Available records:
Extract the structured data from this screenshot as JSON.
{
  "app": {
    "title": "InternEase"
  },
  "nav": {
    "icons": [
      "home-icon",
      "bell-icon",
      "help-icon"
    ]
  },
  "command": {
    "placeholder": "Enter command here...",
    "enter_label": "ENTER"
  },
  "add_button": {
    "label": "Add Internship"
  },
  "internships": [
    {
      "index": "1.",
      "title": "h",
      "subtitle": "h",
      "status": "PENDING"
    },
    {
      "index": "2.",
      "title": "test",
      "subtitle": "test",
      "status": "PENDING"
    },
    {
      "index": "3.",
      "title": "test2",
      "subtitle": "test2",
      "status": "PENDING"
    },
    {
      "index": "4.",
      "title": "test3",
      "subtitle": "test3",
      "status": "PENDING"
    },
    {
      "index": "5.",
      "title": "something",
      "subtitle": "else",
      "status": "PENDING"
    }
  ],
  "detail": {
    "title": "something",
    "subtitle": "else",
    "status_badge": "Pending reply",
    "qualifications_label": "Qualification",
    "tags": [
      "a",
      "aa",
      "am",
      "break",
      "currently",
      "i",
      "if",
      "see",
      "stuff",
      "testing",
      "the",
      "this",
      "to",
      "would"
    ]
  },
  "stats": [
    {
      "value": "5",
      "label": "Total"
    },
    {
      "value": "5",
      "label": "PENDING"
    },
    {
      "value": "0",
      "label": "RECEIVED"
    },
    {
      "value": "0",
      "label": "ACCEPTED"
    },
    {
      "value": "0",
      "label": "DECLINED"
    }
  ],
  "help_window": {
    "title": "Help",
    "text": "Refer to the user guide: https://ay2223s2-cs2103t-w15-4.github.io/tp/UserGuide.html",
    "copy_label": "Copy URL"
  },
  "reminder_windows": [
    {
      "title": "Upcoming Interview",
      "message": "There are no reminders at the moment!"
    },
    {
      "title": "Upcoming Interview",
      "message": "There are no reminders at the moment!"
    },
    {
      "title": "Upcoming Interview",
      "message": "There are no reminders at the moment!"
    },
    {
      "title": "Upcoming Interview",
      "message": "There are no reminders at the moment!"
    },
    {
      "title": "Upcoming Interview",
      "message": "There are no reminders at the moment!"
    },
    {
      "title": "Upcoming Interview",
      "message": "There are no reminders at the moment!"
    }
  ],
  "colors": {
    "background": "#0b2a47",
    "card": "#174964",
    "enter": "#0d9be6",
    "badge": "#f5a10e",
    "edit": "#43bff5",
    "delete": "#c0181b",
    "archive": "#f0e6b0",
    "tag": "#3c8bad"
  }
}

...

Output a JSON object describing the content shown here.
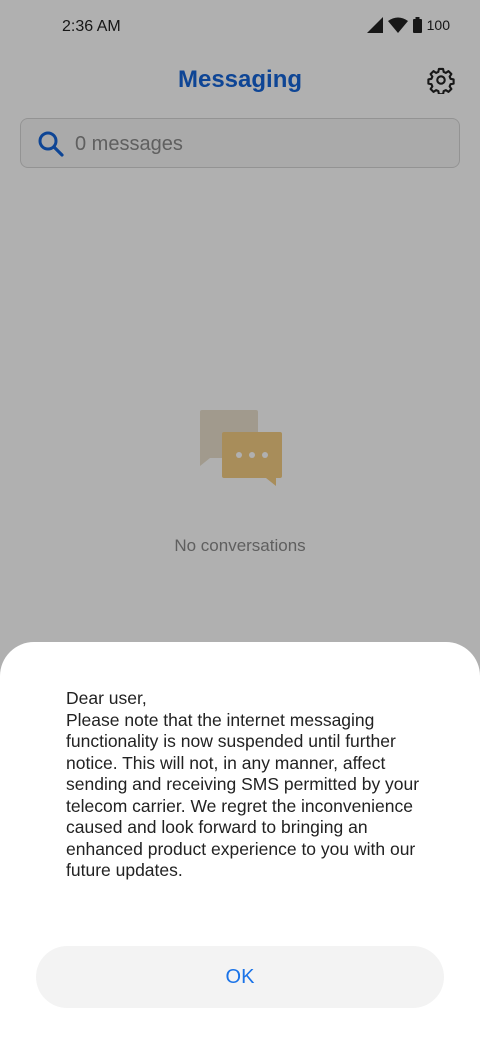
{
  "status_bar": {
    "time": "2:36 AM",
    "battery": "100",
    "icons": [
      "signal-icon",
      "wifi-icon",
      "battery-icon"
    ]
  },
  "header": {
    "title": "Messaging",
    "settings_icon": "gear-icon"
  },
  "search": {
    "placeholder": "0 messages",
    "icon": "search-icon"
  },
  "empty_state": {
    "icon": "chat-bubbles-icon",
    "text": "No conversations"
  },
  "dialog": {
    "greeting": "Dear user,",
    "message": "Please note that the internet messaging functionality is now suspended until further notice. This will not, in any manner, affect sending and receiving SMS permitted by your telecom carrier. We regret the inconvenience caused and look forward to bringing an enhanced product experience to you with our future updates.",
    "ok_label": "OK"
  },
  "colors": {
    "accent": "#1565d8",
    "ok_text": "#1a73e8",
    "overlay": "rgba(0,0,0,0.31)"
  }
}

---

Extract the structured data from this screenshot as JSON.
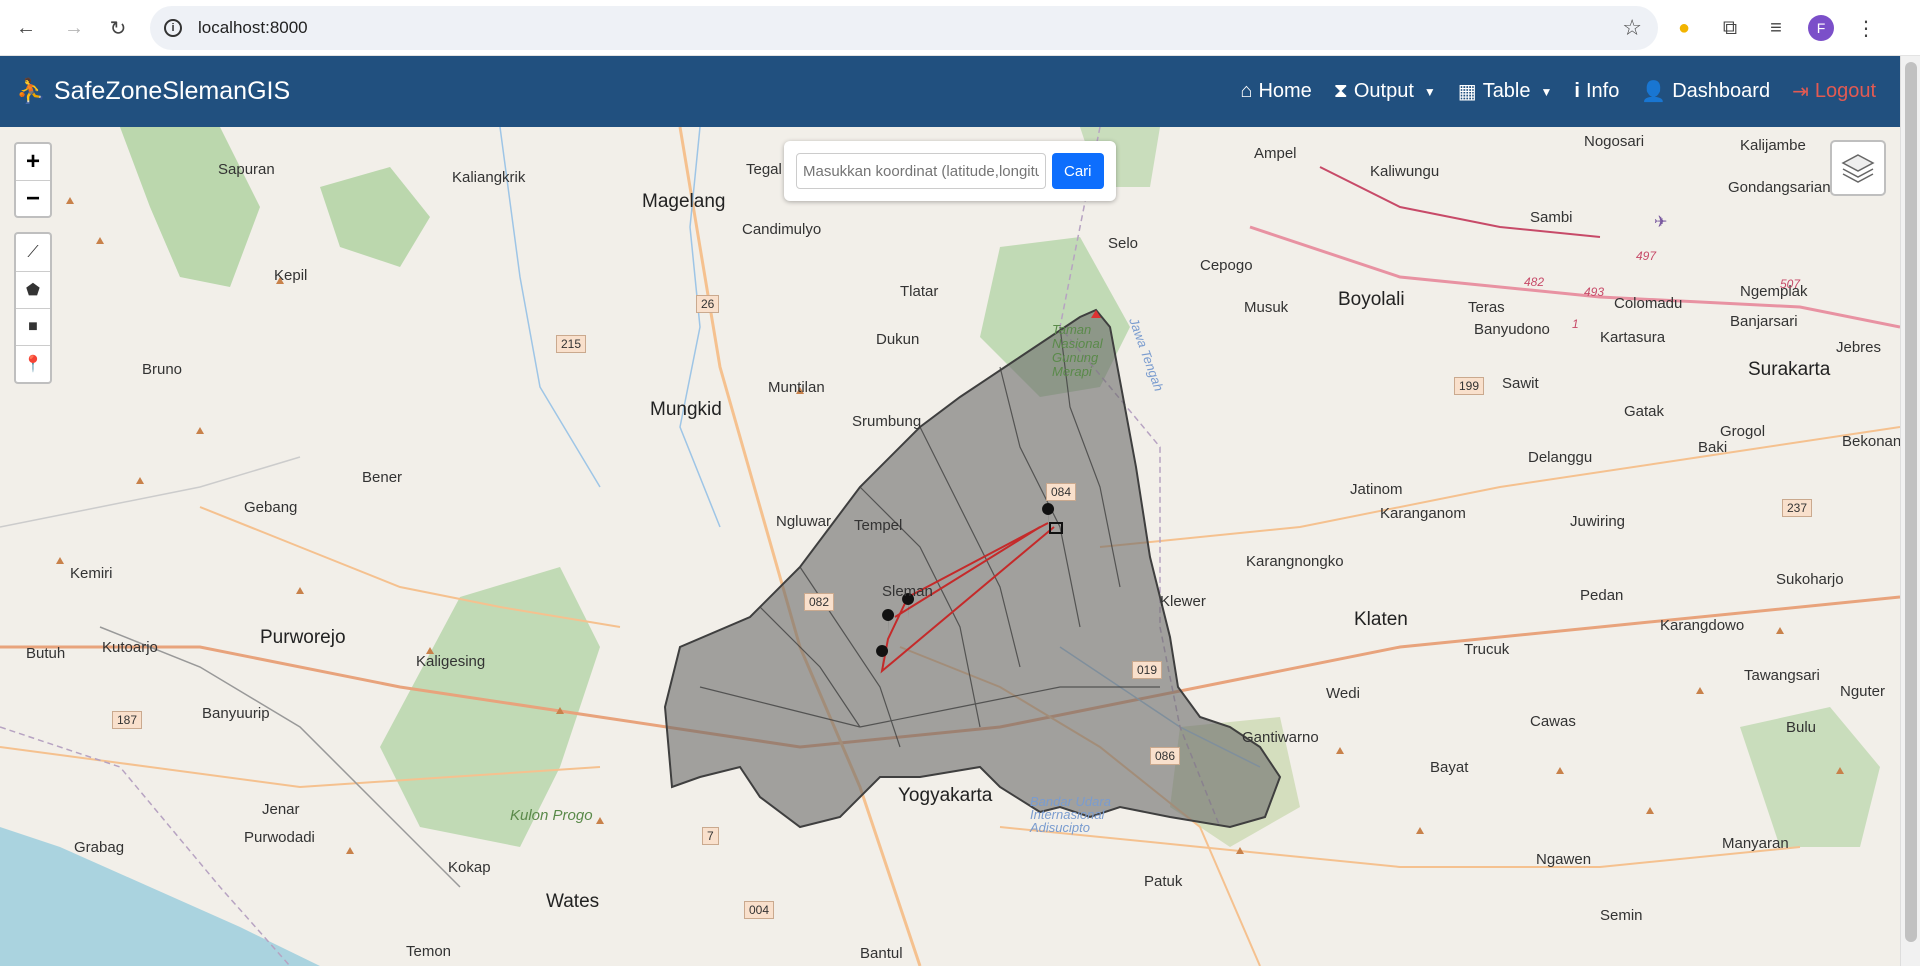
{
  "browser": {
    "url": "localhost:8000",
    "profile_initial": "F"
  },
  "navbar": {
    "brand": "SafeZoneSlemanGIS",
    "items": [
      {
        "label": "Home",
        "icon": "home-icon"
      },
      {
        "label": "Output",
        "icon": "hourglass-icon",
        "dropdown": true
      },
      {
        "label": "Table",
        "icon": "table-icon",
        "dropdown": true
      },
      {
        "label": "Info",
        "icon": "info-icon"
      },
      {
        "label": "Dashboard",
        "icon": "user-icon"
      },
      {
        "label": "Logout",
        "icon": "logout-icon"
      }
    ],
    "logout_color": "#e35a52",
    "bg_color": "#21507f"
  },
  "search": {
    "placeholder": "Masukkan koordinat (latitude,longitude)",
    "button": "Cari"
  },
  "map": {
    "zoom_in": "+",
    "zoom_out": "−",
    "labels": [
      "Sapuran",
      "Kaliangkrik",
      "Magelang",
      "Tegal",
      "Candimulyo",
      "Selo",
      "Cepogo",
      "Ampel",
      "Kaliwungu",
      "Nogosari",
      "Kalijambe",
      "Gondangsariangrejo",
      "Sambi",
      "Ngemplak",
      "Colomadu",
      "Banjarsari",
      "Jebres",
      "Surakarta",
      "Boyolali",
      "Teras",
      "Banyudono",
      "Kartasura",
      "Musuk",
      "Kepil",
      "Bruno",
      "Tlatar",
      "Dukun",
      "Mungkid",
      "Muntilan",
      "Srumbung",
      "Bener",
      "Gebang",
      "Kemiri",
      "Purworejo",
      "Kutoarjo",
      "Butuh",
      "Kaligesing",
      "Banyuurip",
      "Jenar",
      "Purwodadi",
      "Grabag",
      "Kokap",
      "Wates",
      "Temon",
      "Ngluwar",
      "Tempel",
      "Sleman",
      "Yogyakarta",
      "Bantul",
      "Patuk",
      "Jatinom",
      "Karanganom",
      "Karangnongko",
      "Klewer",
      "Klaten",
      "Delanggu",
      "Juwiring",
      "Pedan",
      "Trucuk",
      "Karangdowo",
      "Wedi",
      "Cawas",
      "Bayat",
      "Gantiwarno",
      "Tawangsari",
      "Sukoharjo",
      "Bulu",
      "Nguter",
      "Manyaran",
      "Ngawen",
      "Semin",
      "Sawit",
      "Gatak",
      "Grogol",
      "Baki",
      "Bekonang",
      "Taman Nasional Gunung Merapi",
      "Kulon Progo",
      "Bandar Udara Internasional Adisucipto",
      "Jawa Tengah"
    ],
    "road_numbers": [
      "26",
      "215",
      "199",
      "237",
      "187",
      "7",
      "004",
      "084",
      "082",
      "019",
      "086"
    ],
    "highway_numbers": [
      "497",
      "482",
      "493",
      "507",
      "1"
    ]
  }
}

Goal of the exercise: Every line that holds the word "subtitle" should be extracted.

Response for this exercise:
      "subtitle": "h",
      "subtitle": "test",
      "subtitle": "test2",
      "subtitle": "test3",
      "subtitle": "else",
    "subtitle": "else",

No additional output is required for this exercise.